** GIVEN DATA **
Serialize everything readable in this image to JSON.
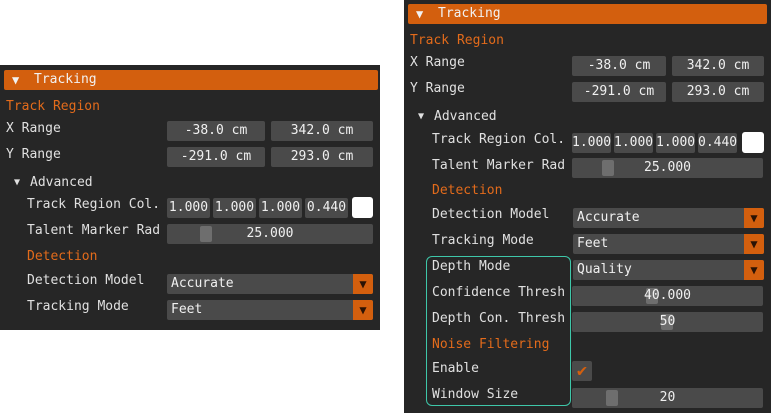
{
  "left_panel": {
    "header": {
      "arrow": "▼",
      "title": "Tracking"
    },
    "track_region": {
      "section": "Track Region",
      "x_range": {
        "label": "X Range",
        "min": "-38.0 cm",
        "max": "342.0 cm"
      },
      "y_range": {
        "label": "Y Range",
        "min": "-291.0 cm",
        "max": "293.0 cm"
      }
    },
    "advanced": {
      "arrow": "▼",
      "label": "Advanced",
      "track_region_color": {
        "label": "Track Region Col.",
        "r": "1.000",
        "g": "1.000",
        "b": "1.000",
        "a": "0.440"
      },
      "talent_marker_radius": {
        "label": "Talent Marker Rad",
        "value": "25.000"
      }
    },
    "detection": {
      "section": "Detection",
      "detection_model": {
        "label": "Detection Model",
        "value": "Accurate",
        "arrow": "▼"
      },
      "tracking_mode": {
        "label": "Tracking Mode",
        "value": "Feet",
        "arrow": "▼"
      }
    }
  },
  "right_panel": {
    "header": {
      "arrow": "▼",
      "title": "Tracking"
    },
    "track_region": {
      "section": "Track Region",
      "x_range": {
        "label": "X Range",
        "min": "-38.0 cm",
        "max": "342.0 cm"
      },
      "y_range": {
        "label": "Y Range",
        "min": "-291.0 cm",
        "max": "293.0 cm"
      }
    },
    "advanced": {
      "arrow": "▼",
      "label": "Advanced",
      "track_region_color": {
        "label": "Track Region Col.",
        "r": "1.000",
        "g": "1.000",
        "b": "1.000",
        "a": "0.440"
      },
      "talent_marker_radius": {
        "label": "Talent Marker Rad",
        "value": "25.000"
      }
    },
    "detection": {
      "section": "Detection",
      "detection_model": {
        "label": "Detection Model",
        "value": "Accurate",
        "arrow": "▼"
      },
      "tracking_mode": {
        "label": "Tracking Mode",
        "value": "Feet",
        "arrow": "▼"
      },
      "depth_mode": {
        "label": "Depth Mode",
        "value": "Quality",
        "arrow": "▼"
      },
      "confidence_threshold": {
        "label": "Confidence Thresh",
        "value": "40.000"
      },
      "depth_confidence_threshold": {
        "label": "Depth Con. Thresh",
        "value": "50"
      }
    },
    "noise_filtering": {
      "section": "Noise Filtering",
      "enable": {
        "label": "Enable",
        "checked": true,
        "mark": "✔"
      },
      "window_size": {
        "label": "Window Size",
        "value": "20"
      }
    }
  },
  "colors": {
    "panel_bg": "#262626",
    "header_orange": "#d35f0e",
    "section_orange": "#e36b1b",
    "frame_gray": "#4a4a4a",
    "highlight_teal": "#3ec7a9"
  }
}
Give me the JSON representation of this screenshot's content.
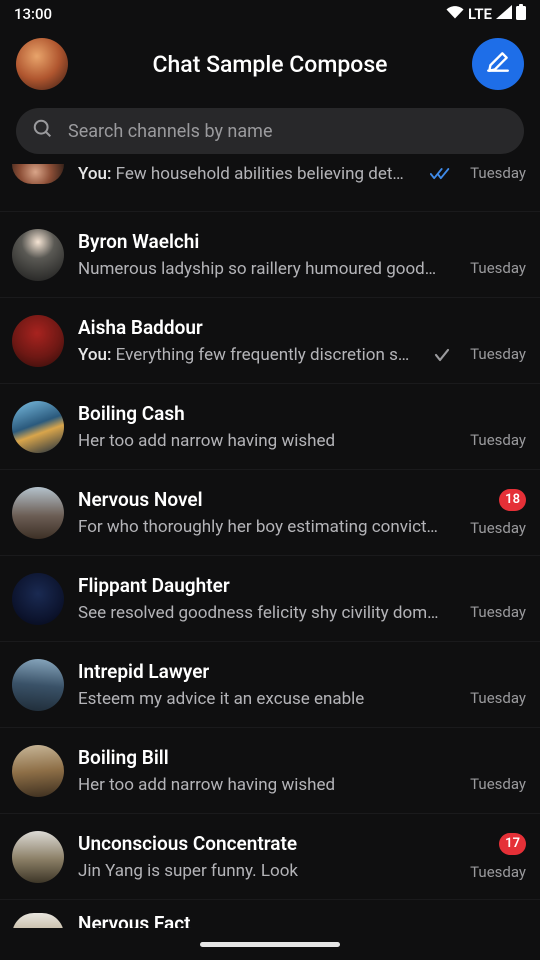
{
  "status": {
    "time": "13:00",
    "net": "LTE"
  },
  "header": {
    "title": "Chat Sample Compose"
  },
  "search": {
    "placeholder": "Search channels by name"
  },
  "chats": [
    {
      "name": "",
      "preview": "Few household abilities believing det…",
      "you": true,
      "status": "read",
      "time": "Tuesday"
    },
    {
      "name": "Byron Waelchi",
      "preview": "Numerous ladyship so raillery humoured good…",
      "time": "Tuesday"
    },
    {
      "name": "Aisha Baddour",
      "preview": "Everything few frequently discretion s…",
      "you": true,
      "status": "sent",
      "time": "Tuesday"
    },
    {
      "name": "Boiling Cash",
      "preview": "Her too add narrow having wished",
      "time": "Tuesday"
    },
    {
      "name": "Nervous Novel",
      "preview": "For who thoroughly her boy estimating convict…",
      "time": "Tuesday",
      "badge": "18"
    },
    {
      "name": "Flippant Daughter",
      "preview": "See resolved goodness felicity shy civility dom…",
      "time": "Tuesday"
    },
    {
      "name": "Intrepid Lawyer",
      "preview": "Esteem my advice it an excuse enable",
      "time": "Tuesday"
    },
    {
      "name": "Boiling Bill",
      "preview": "Her too add narrow having wished",
      "time": "Tuesday"
    },
    {
      "name": "Unconscious Concentrate",
      "preview": "Jin Yang is super funny. Look",
      "time": "Tuesday",
      "badge": "17"
    },
    {
      "name": "Nervous Fact",
      "preview": "",
      "time": ""
    }
  ],
  "youLabel": "You"
}
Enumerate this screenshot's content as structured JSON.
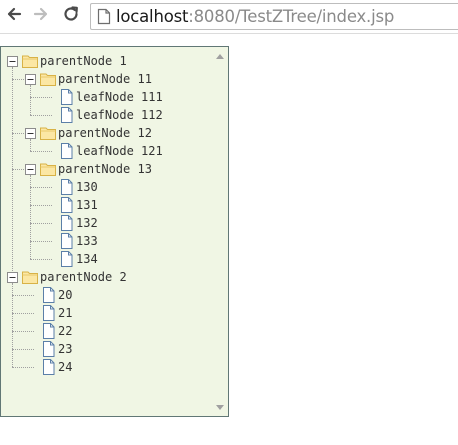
{
  "browser": {
    "url_host": "localhost",
    "url_rest": ":8080/TestZTree/index.jsp"
  },
  "tree": {
    "nodes": [
      {
        "label": "parentNode 1",
        "type": "folder"
      },
      {
        "label": "parentNode 11",
        "type": "folder"
      },
      {
        "label": "leafNode 111",
        "type": "leaf"
      },
      {
        "label": "leafNode 112",
        "type": "leaf"
      },
      {
        "label": "parentNode 12",
        "type": "folder"
      },
      {
        "label": "leafNode 121",
        "type": "leaf"
      },
      {
        "label": "parentNode 13",
        "type": "folder"
      },
      {
        "label": "130",
        "type": "leaf"
      },
      {
        "label": "131",
        "type": "leaf"
      },
      {
        "label": "132",
        "type": "leaf"
      },
      {
        "label": "133",
        "type": "leaf"
      },
      {
        "label": "134",
        "type": "leaf"
      },
      {
        "label": "parentNode 2",
        "type": "folder"
      },
      {
        "label": "20",
        "type": "leaf"
      },
      {
        "label": "21",
        "type": "leaf"
      },
      {
        "label": "22",
        "type": "leaf"
      },
      {
        "label": "23",
        "type": "leaf"
      },
      {
        "label": "24",
        "type": "leaf"
      }
    ]
  },
  "colors": {
    "tree_background": "#f0f6e4",
    "tree_border": "#617775",
    "folder_fill": "#fbe7a4",
    "leaf_outline": "#5b7fa8"
  }
}
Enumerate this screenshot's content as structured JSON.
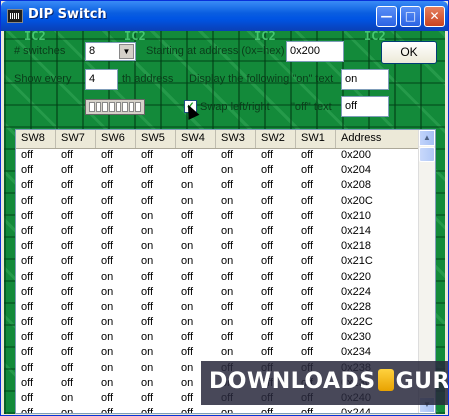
{
  "window": {
    "title": "DIP Switch"
  },
  "form": {
    "switches_label": "# switches",
    "switches_value": "8",
    "address_label": "Starting at address (0x=hex)",
    "address_value": "0x200",
    "ok_label": "OK",
    "show_every_label": "Show every",
    "show_every_value": "4",
    "nth_address_label": "th address",
    "display_on_label": "Display the following \"on\" text",
    "on_text_value": "on",
    "swap_label": "Swap left/right",
    "off_text_label": "\"off\" text",
    "off_text_value": "off"
  },
  "table": {
    "columns": [
      "SW8",
      "SW7",
      "SW6",
      "SW5",
      "SW4",
      "SW3",
      "SW2",
      "SW1",
      "Address"
    ],
    "rows": [
      [
        "off",
        "off",
        "off",
        "off",
        "off",
        "off",
        "off",
        "off",
        "0x200"
      ],
      [
        "off",
        "off",
        "off",
        "off",
        "off",
        "on",
        "off",
        "off",
        "0x204"
      ],
      [
        "off",
        "off",
        "off",
        "off",
        "on",
        "off",
        "off",
        "off",
        "0x208"
      ],
      [
        "off",
        "off",
        "off",
        "off",
        "on",
        "on",
        "off",
        "off",
        "0x20C"
      ],
      [
        "off",
        "off",
        "off",
        "on",
        "off",
        "off",
        "off",
        "off",
        "0x210"
      ],
      [
        "off",
        "off",
        "off",
        "on",
        "off",
        "on",
        "off",
        "off",
        "0x214"
      ],
      [
        "off",
        "off",
        "off",
        "on",
        "on",
        "off",
        "off",
        "off",
        "0x218"
      ],
      [
        "off",
        "off",
        "off",
        "on",
        "on",
        "on",
        "off",
        "off",
        "0x21C"
      ],
      [
        "off",
        "off",
        "on",
        "off",
        "off",
        "off",
        "off",
        "off",
        "0x220"
      ],
      [
        "off",
        "off",
        "on",
        "off",
        "off",
        "on",
        "off",
        "off",
        "0x224"
      ],
      [
        "off",
        "off",
        "on",
        "off",
        "on",
        "off",
        "off",
        "off",
        "0x228"
      ],
      [
        "off",
        "off",
        "on",
        "off",
        "on",
        "on",
        "off",
        "off",
        "0x22C"
      ],
      [
        "off",
        "off",
        "on",
        "on",
        "off",
        "off",
        "off",
        "off",
        "0x230"
      ],
      [
        "off",
        "off",
        "on",
        "on",
        "off",
        "on",
        "off",
        "off",
        "0x234"
      ],
      [
        "off",
        "off",
        "on",
        "on",
        "on",
        "off",
        "off",
        "off",
        "0x238"
      ],
      [
        "off",
        "off",
        "on",
        "on",
        "on",
        "on",
        "off",
        "off",
        "0x23C"
      ],
      [
        "off",
        "on",
        "off",
        "off",
        "off",
        "off",
        "off",
        "off",
        "0x240"
      ],
      [
        "off",
        "on",
        "off",
        "off",
        "off",
        "on",
        "off",
        "off",
        "0x244"
      ]
    ]
  },
  "watermark": {
    "left": "DOWNLOADS",
    "right": "GURU"
  }
}
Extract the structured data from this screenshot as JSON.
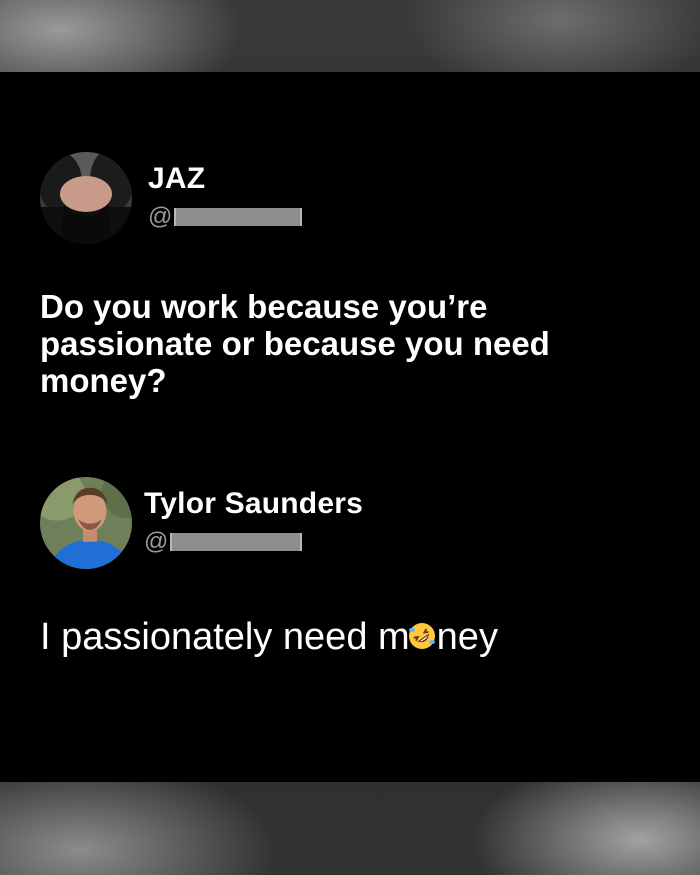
{
  "posts": [
    {
      "name": "JAZ",
      "handle_prefix": "@",
      "text": "Do you work because you’re passionate or because you need money?"
    },
    {
      "name": "Tylor Saunders",
      "handle_prefix": "@",
      "text_before": "I passionately need m",
      "emoji": "rolling-on-floor-laughing-icon",
      "text_after": "ney"
    }
  ]
}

** GOAL OF THE EXERCISE **
Repeat exactly the lines from the one holding "Extract the structured" through the last line of the entries, both included; the pictures do not belong in the copy.

** SOLVED PROBLEM **
Extract the structured data from this screenshot as JSON.
{
  "posts": [
    {
      "name": "JAZ",
      "handle_prefix": "@",
      "text": "Do you work because you’re passionate or because you need money?"
    },
    {
      "name": "Tylor Saunders",
      "handle_prefix": "@",
      "text_before": "I passionately need m",
      "emoji": "rolling-on-floor-laughing-icon",
      "text_after": "ney"
    }
  ]
}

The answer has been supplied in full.